Problem to work on
Scan the data below and pick out the lines containing the word "在此基础上".

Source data

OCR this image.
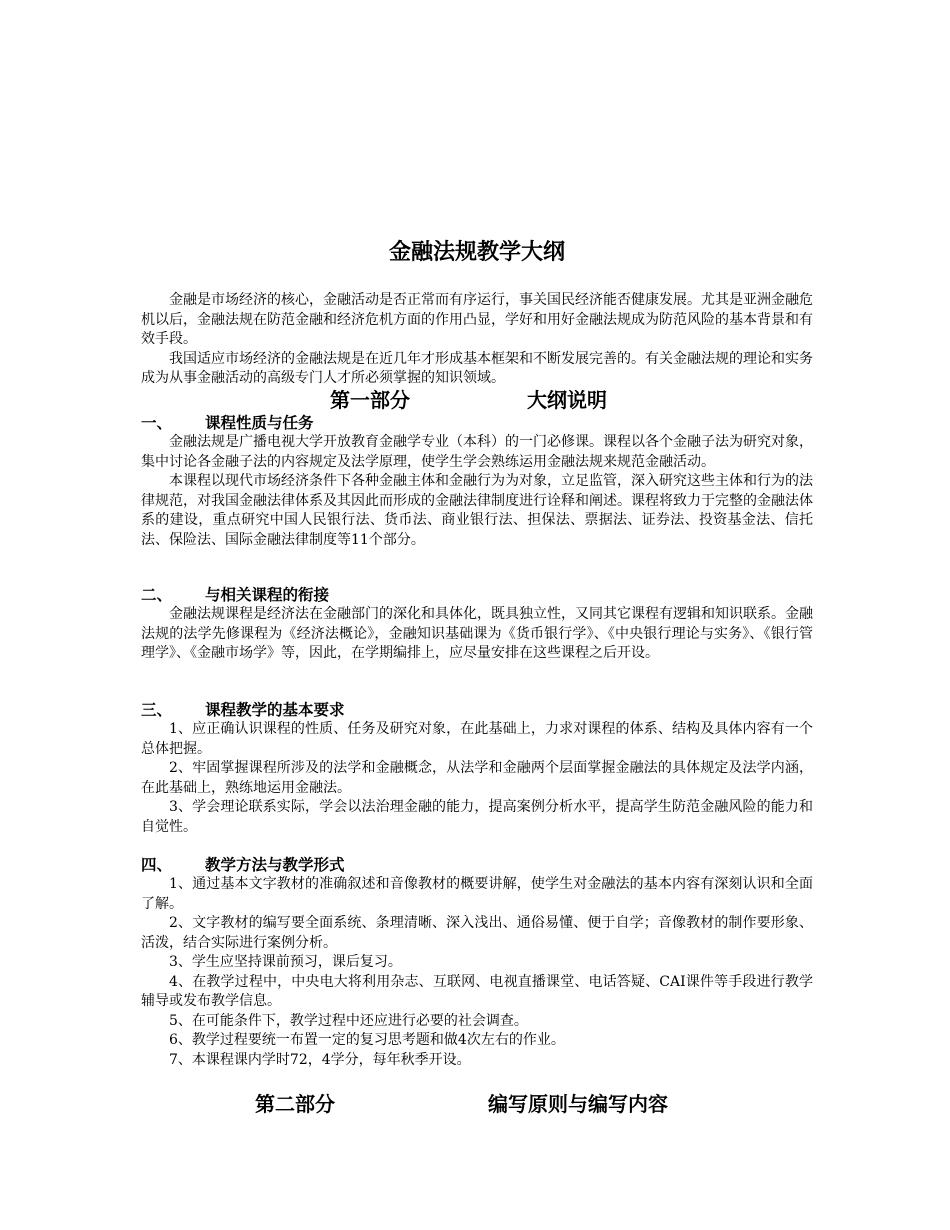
金融法规教学大纲

金融是市场经济的核心，金融活动是否正常而有序运行，事关国民经济能否健康发展。尤其是亚洲金融危机以后，金融法规在防范金融和经济危机方面的作用凸显，学好和用好金融法规成为防范风险的基本背景和有效手段。

我国适应市场经济的金融法规是在近几年才形成基本框架和不断发展完善的。有关金融法规的理论和实务成为从事金融活动的高级专门人才所必须掌握的知识领域。

第一部分	大纲说明
一、 课程性质与任务

金融法规是广播电视大学开放教育金融学专业（本科）的一门必修课。课程以各个金融子法为研究对象，集中讨论各金融子法的内容规定及法学原理，使学生学会熟练运用金融法规来规范金融活动。

本课程以现代市场经济条件下各种金融主体和金融行为为对象，立足监管，深入研究这些主体和行为的法律规范，对我国金融法律体系及其因此而形成的金融法律制度进行诠释和阐述。课程将致力于完整的金融法体系的建设，重点研究中国人民银行法、货币法、商业银行法、担保法、票据法、证券法、投资基金法、信托法、保险法、国际金融法律制度等11个部分。

二、 与相关课程的衔接

金融法规课程是经济法在金融部门的深化和具体化，既具独立性，又同其它课程有逻辑和知识联系。金融法规的法学先修课程为《经济法概论》，金融知识基础课为《货币银行学》、《中央银行理论与实务》、《银行管理学》、《金融市场学》等，因此，在学期编排上，应尽量安排在这些课程之后开设。

三、 课程教学的基本要求

1、应正确认识课程的性质、任务及研究对象，在此基础上，力求对课程的体系、结构及具体内容有一个总体把握。

2、牢固掌握课程所涉及的法学和金融概念，从法学和金融两个层面掌握金融法的具体规定及法学内涵，在此基础上，熟练地运用金融法。

3、学会理论联系实际，学会以法治理金融的能力，提高案例分析水平，提高学生防范金融风险的能力和自觉性。

四、 教学方法与教学形式

1、通过基本文字教材的准确叙述和音像教材的概要讲解，使学生对金融法的基本内容有深刻认识和全面了解。

2、文字教材的编写要全面系统、条理清晰、深入浅出、通俗易懂、便于自学；音像教材的制作要形象、活泼，结合实际进行案例分析。

3、学生应坚持课前预习，课后复习。

4、在教学过程中，中央电大将利用杂志、互联网、电视直播课堂、电话答疑、CAI课件等手段进行教学辅导或发布教学信息。

5、在可能条件下，教学过程中还应进行必要的社会调查。

6、教学过程要统一布置一定的复习思考题和做4次左右的作业。

7、本课程课内学时72，4学分，每年秋季开设。

第二部分	编写原则与编写内容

Response to the exercise
1、应正确认识课程的性质、任务及研究对象，在此基础上，力求对课程的体系、结构及具体内容有一个总体把握。
2、牢固掌握课程所涉及的法学和金融概念，从法学和金融两个层面掌握金融法的具体规定及法学内涵，在此基础上，熟练地运用金融法。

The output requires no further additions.